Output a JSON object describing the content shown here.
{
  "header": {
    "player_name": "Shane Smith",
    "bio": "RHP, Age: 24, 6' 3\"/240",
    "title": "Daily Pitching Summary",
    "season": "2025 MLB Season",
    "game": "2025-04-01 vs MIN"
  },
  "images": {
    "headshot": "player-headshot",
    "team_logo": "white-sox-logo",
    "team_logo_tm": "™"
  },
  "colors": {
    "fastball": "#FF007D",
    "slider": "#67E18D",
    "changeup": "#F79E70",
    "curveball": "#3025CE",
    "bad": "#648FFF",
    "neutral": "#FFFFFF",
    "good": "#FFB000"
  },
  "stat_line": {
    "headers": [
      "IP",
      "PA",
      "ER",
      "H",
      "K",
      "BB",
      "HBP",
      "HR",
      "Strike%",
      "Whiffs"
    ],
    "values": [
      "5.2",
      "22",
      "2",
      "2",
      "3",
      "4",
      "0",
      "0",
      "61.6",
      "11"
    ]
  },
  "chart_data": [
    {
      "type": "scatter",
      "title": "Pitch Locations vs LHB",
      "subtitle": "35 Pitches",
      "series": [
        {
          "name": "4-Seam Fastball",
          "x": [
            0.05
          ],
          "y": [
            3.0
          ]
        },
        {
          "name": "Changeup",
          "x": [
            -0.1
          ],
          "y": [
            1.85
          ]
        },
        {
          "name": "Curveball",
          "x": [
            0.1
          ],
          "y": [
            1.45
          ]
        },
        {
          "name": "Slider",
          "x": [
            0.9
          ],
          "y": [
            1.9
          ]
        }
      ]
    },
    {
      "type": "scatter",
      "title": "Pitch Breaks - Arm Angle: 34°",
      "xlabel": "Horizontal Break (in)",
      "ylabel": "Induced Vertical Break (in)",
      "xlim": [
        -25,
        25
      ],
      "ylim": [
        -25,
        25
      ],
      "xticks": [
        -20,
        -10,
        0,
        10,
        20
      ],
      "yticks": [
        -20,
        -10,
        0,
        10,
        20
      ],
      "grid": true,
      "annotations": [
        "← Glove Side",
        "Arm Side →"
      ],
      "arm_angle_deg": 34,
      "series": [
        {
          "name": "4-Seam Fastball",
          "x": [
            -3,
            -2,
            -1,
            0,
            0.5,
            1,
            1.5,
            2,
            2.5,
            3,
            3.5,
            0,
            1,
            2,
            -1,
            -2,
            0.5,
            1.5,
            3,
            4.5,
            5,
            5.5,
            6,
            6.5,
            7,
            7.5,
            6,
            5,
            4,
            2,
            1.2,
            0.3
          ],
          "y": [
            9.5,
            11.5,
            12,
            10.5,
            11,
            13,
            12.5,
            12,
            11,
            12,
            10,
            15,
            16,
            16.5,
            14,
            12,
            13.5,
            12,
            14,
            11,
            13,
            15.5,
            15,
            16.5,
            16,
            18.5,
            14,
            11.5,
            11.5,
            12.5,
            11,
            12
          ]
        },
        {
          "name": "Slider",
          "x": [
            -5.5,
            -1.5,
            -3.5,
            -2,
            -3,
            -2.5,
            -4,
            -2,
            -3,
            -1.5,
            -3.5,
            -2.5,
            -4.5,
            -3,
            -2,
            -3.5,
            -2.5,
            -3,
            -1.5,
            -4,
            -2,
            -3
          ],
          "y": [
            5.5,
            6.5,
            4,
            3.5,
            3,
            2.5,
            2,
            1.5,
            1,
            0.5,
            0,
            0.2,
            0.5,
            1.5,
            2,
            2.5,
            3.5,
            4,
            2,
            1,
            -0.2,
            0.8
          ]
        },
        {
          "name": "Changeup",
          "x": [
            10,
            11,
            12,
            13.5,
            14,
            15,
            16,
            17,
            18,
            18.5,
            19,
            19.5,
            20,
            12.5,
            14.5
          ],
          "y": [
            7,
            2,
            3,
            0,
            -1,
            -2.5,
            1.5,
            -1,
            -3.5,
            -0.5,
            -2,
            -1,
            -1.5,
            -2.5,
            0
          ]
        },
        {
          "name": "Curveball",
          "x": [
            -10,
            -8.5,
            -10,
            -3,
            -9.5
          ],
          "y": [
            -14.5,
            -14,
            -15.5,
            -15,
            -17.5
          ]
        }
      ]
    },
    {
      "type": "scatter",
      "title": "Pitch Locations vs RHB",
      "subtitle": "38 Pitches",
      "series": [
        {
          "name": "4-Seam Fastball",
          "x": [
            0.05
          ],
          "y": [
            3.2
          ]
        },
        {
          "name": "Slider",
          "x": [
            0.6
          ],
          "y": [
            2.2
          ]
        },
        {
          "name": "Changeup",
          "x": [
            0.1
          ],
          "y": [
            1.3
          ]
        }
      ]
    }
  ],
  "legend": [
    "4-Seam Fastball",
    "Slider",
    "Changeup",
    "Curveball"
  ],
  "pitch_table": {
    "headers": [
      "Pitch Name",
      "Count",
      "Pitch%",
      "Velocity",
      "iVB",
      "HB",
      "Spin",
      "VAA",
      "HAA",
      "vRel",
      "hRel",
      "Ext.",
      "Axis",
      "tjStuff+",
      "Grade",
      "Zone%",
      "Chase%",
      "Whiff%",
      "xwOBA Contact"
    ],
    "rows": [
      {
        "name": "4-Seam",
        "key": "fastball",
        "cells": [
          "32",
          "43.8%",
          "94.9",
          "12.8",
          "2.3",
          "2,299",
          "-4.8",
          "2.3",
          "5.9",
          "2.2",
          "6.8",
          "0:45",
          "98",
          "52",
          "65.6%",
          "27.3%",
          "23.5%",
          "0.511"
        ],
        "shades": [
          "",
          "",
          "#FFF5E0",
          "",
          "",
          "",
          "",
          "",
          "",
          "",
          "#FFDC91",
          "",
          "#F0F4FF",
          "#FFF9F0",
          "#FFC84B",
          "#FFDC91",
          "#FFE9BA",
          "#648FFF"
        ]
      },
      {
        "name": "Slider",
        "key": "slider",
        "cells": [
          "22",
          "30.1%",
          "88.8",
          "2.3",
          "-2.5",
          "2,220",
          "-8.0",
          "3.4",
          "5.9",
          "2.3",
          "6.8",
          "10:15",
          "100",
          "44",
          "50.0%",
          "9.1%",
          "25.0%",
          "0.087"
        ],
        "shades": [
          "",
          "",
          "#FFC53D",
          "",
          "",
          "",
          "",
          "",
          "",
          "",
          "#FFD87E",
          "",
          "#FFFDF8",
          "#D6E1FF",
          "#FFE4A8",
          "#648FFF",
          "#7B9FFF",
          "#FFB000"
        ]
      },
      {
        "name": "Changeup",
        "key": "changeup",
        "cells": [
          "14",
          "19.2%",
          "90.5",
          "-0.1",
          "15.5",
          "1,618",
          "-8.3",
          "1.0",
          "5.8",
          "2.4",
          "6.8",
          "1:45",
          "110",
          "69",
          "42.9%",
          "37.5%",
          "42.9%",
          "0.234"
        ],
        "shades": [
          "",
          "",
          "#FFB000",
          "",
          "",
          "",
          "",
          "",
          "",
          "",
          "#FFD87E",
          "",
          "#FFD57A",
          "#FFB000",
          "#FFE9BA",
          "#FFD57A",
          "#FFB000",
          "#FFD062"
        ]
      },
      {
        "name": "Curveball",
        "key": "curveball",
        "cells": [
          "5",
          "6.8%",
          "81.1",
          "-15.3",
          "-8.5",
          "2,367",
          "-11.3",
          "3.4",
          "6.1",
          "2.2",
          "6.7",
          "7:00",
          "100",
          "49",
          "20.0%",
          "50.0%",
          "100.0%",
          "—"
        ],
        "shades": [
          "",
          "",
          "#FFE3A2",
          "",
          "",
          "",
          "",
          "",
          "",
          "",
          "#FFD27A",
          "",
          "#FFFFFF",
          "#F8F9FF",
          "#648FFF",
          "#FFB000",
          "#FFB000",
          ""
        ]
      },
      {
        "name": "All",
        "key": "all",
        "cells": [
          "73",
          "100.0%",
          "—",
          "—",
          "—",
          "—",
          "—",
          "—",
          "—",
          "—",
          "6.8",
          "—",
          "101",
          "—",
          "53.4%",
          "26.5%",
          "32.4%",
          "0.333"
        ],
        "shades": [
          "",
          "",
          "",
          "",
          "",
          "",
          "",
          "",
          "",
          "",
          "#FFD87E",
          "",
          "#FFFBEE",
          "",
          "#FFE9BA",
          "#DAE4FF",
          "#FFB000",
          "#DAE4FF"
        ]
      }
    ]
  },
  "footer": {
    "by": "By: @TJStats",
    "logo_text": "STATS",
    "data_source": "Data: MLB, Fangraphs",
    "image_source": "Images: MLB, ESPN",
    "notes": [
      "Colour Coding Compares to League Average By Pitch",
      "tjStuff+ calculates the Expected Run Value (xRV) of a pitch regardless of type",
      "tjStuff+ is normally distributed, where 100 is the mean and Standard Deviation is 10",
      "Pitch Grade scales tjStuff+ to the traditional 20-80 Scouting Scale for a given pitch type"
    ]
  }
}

> _Stated exercise_:
Show the lines where the word "Pitches" appears in the entries.

> _Task response_:
      "subtitle": "35 Pitches",
      "subtitle": "38 Pitches",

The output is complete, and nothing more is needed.